* Task requirements: Count how many lines below contain the word "课文原文", then give that number alone.
*-*-*
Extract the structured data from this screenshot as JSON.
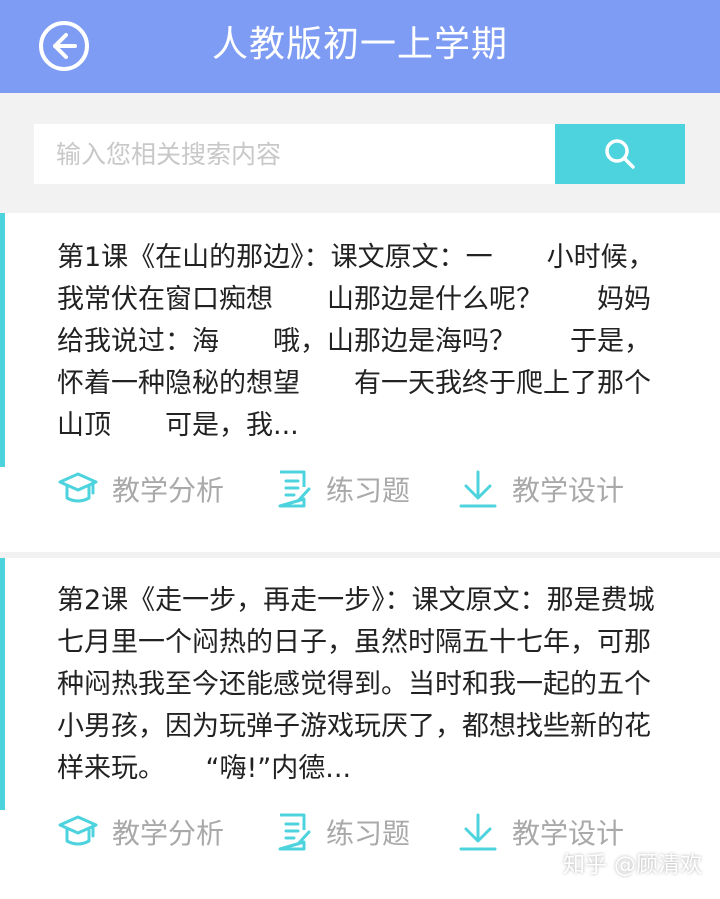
{
  "header": {
    "title": "人教版初一上学期",
    "back_icon": "back-arrow-circle-icon"
  },
  "search": {
    "placeholder": "输入您相关搜索内容",
    "button_icon": "search-icon"
  },
  "lessons": [
    {
      "text": "第1课《在山的那边》：课文原文：一　　小时候，我常伏在窗口痴想　　山那边是什么呢？　　妈妈给我说过：海　　哦，山那边是海吗？　　于是，怀着一种隐秘的想望　　有一天我终于爬上了那个山顶　　可是，我...",
      "actions": [
        {
          "label": "教学分析",
          "icon": "mortarboard-icon"
        },
        {
          "label": "练习题",
          "icon": "list-document-icon"
        },
        {
          "label": "教学设计",
          "icon": "download-icon"
        }
      ]
    },
    {
      "text": "第2课《走一步，再走一步》：课文原文：那是费城七月里一个闷热的日子，虽然时隔五十七年，可那种闷热我至今还能感觉得到。当时和我一起的五个小男孩，因为玩弹子游戏玩厌了，都想找些新的花样来玩。　　“嗨!”内德...",
      "actions": [
        {
          "label": "教学分析",
          "icon": "mortarboard-icon"
        },
        {
          "label": "练习题",
          "icon": "list-document-icon"
        },
        {
          "label": "教学设计",
          "icon": "download-icon"
        }
      ]
    }
  ],
  "watermark": "知乎 @顾清欢",
  "colors": {
    "header": "#7e9cf3",
    "accent": "#4dd3de",
    "muted_text": "#a9a9a9"
  }
}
*-*-*
* Response: 2